((
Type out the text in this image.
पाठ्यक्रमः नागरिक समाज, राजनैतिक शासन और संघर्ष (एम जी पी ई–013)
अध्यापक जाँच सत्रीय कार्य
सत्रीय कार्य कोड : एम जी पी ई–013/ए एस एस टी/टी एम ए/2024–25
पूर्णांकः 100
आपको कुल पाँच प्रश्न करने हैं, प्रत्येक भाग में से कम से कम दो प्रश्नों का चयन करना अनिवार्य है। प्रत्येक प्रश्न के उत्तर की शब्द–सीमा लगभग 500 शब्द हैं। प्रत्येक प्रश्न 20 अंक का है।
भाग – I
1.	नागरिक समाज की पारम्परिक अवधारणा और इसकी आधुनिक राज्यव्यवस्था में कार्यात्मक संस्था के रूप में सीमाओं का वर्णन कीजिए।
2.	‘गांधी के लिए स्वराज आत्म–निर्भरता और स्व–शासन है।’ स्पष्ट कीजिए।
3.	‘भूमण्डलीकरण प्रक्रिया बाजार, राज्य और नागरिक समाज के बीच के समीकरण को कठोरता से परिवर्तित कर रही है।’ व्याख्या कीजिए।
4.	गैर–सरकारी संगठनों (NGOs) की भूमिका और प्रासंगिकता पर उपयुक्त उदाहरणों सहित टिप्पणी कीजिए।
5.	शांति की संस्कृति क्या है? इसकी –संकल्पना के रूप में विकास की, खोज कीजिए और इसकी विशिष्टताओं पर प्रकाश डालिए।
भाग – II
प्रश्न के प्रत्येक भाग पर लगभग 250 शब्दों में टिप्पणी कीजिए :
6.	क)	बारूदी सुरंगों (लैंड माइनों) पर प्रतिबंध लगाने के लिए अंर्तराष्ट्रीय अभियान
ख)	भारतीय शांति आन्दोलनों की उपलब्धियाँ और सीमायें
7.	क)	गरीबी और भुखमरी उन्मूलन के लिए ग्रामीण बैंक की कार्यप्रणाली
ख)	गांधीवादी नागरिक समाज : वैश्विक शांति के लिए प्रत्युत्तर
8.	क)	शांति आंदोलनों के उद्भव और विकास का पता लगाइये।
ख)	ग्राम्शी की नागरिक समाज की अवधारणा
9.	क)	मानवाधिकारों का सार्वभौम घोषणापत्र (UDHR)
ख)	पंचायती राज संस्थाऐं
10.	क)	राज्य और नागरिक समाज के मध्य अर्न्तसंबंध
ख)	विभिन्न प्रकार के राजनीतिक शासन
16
))
((
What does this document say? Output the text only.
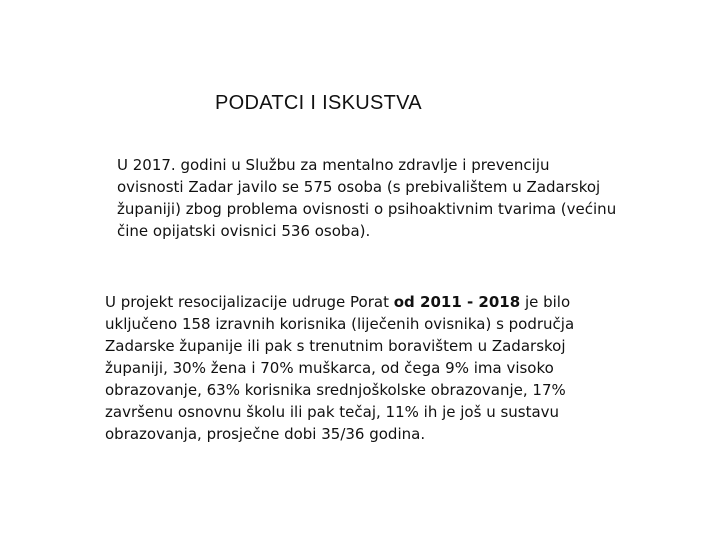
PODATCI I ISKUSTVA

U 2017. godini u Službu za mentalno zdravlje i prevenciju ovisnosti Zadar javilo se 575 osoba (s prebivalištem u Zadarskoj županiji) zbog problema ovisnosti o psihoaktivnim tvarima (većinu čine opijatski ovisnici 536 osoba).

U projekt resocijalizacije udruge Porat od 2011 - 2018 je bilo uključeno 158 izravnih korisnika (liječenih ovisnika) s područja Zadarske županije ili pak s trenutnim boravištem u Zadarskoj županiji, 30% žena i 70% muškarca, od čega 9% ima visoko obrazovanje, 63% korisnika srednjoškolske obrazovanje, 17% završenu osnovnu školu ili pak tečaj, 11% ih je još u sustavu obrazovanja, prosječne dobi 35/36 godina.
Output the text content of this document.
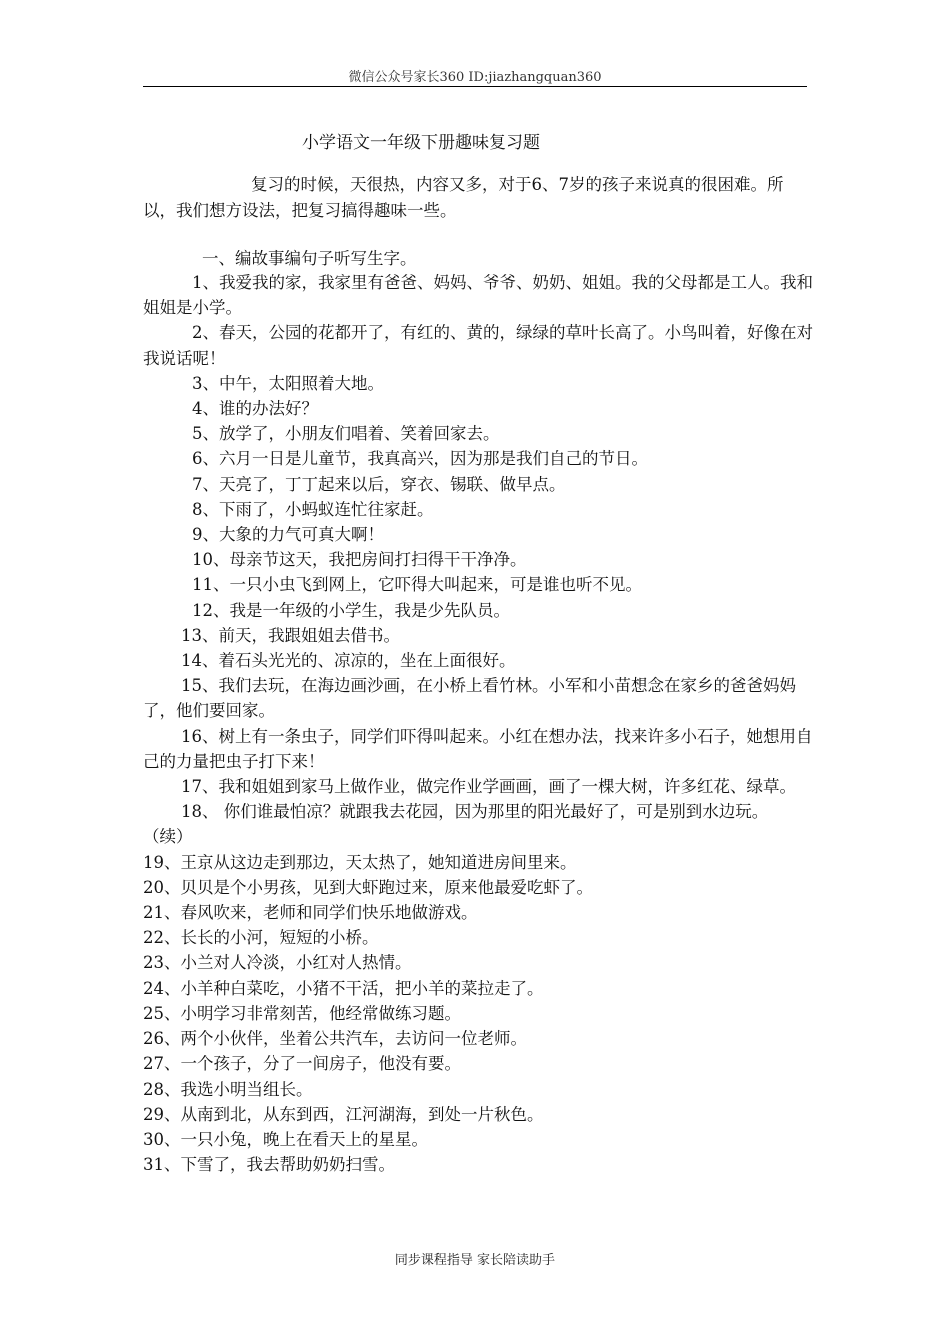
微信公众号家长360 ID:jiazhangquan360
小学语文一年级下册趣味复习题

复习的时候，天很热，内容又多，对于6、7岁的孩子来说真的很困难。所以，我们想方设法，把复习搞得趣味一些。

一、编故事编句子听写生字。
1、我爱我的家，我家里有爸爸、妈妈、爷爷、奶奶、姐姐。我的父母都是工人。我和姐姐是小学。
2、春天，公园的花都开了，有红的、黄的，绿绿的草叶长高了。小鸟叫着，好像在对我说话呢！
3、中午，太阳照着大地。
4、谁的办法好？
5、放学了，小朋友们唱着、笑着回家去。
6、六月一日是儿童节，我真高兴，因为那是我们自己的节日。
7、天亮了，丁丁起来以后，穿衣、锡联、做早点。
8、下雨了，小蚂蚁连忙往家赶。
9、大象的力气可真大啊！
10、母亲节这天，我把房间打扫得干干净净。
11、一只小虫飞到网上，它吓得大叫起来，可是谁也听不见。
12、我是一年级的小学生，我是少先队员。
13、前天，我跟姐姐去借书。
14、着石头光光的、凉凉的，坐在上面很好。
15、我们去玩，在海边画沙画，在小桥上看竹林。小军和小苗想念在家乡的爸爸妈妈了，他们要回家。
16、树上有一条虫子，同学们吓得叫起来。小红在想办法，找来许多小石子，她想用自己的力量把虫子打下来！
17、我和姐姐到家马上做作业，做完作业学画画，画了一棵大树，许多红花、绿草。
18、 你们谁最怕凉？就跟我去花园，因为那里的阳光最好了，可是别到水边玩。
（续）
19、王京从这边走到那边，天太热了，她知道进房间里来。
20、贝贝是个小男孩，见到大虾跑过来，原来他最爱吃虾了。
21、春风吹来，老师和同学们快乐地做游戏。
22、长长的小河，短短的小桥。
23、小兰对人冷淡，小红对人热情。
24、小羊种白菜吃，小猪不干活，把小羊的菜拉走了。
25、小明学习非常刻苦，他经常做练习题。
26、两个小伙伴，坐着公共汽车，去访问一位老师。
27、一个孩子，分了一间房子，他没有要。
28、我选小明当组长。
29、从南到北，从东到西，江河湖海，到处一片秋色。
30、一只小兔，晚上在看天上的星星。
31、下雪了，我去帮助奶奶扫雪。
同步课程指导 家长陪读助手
))
((
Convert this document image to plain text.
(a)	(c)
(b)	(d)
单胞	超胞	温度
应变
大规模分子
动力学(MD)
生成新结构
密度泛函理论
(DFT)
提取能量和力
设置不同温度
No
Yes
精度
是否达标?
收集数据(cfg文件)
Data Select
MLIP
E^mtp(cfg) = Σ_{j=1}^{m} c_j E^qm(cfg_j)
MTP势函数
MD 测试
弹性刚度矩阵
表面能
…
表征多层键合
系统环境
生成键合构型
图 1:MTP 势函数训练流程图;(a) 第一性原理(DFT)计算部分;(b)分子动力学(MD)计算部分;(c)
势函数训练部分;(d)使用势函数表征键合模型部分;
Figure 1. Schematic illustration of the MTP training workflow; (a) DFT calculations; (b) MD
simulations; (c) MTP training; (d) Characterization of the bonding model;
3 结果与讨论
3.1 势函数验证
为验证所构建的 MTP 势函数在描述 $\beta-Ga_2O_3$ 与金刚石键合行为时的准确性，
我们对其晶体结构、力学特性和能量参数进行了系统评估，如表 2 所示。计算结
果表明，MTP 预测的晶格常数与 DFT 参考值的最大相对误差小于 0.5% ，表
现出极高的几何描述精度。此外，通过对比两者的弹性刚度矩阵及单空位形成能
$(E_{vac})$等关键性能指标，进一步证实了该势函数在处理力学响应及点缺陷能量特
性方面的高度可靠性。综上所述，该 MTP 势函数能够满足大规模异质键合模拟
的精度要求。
))
• **REQUIREMENT**:
Work out how many lines of the listing above include the word "लगभग". Reply with nothing but the count.

• **CORRECT OUTPUT**:
2